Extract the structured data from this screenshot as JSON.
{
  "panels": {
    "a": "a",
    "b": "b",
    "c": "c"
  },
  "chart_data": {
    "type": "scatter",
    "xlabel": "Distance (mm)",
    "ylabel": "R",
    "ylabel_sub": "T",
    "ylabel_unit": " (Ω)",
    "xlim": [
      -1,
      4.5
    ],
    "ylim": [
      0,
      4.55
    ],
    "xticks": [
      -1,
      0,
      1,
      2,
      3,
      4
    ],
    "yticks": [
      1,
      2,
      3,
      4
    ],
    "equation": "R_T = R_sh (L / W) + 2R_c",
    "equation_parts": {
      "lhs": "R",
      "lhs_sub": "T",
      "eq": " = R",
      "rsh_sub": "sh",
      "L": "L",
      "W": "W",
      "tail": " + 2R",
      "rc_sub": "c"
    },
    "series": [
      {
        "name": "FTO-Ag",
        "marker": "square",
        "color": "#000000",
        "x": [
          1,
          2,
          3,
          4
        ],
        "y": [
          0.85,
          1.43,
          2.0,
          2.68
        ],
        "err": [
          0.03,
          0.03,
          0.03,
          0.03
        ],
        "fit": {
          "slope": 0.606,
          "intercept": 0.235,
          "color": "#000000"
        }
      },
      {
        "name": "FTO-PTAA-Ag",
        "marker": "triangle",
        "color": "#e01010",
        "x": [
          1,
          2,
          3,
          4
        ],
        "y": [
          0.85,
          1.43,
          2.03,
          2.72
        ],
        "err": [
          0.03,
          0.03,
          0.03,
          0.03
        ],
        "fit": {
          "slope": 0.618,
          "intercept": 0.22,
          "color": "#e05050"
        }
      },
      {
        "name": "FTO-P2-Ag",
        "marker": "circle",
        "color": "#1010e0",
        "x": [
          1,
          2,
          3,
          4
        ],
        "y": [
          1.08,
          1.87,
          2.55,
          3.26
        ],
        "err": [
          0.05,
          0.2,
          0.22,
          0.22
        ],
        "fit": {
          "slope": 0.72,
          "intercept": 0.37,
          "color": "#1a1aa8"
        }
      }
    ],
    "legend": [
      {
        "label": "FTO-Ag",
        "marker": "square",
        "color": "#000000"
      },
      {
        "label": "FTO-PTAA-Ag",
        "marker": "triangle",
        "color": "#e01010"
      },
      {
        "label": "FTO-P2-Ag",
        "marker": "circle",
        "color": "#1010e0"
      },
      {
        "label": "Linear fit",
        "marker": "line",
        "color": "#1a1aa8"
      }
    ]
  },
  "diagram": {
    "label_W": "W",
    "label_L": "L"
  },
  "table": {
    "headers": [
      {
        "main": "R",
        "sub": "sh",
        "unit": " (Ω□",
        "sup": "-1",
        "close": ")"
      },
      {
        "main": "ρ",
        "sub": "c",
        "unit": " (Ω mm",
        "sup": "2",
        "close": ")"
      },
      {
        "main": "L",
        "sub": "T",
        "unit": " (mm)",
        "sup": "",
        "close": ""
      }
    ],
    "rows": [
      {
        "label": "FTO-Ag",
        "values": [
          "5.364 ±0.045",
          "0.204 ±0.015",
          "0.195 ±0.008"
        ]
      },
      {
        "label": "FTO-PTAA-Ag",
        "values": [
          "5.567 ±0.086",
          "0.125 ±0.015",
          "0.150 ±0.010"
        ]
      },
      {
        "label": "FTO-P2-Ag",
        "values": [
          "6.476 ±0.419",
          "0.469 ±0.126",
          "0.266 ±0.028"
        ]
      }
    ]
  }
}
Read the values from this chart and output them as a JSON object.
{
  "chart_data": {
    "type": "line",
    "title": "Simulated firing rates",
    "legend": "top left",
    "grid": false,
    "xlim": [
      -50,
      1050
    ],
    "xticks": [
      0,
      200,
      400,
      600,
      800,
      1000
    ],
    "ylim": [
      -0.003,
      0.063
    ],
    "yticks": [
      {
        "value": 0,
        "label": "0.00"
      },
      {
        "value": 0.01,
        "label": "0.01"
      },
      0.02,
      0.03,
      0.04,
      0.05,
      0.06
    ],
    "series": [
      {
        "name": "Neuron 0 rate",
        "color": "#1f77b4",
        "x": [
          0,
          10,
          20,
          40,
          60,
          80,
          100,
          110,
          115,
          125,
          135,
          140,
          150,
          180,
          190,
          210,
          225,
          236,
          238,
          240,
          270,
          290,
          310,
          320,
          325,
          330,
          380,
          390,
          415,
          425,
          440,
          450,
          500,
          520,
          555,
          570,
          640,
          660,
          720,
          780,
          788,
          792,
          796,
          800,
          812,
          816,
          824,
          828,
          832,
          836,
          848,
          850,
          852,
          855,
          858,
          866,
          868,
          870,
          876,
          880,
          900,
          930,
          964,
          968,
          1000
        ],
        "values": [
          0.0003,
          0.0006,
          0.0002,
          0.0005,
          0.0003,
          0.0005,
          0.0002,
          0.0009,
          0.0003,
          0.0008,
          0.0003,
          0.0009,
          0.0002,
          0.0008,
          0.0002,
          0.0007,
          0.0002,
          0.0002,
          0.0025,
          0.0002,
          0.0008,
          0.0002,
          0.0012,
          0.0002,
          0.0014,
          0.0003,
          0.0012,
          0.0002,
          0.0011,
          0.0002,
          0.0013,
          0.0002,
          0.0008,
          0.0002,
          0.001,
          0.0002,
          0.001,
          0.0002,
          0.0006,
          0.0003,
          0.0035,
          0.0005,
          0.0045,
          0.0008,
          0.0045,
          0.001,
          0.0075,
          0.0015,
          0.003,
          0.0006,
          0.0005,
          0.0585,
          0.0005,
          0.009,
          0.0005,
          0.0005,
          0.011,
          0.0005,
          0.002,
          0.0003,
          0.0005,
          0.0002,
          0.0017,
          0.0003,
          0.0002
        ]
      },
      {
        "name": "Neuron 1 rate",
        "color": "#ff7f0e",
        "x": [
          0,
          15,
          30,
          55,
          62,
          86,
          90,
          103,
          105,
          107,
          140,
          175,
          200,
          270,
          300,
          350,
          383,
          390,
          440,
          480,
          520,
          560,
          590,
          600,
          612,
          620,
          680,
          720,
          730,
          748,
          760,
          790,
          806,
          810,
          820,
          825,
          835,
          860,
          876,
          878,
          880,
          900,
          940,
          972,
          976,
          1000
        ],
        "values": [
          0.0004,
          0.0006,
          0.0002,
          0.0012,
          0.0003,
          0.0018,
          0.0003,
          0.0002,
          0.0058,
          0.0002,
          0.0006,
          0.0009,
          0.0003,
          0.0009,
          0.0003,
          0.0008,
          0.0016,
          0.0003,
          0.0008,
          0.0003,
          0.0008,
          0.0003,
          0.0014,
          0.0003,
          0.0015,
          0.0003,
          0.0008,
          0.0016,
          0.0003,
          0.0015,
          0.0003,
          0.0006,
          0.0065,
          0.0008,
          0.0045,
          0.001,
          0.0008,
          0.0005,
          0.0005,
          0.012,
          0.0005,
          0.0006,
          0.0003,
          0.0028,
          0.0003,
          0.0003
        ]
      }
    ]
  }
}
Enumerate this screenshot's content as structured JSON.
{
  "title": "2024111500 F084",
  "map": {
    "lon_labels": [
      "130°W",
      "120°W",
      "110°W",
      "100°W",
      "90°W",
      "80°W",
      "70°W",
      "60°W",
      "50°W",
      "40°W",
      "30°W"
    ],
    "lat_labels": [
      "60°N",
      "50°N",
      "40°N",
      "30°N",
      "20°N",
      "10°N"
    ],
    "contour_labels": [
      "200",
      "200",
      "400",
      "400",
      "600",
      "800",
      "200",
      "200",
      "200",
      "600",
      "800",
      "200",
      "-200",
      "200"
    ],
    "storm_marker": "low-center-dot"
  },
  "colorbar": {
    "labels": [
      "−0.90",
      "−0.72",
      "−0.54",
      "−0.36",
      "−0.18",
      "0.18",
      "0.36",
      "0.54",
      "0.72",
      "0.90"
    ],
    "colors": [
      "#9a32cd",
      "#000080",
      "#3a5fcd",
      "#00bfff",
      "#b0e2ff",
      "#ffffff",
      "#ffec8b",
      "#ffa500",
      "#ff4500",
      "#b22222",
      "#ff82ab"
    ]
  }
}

····················

Pull out every line in the material above where "name" occurs.

        "name": "FTO-Ag",
        "name": "FTO-PTAA-Ag",
        "name": "FTO-P2-Ag",
        "name": "Neuron 0 rate",
        "name": "Neuron 1 rate",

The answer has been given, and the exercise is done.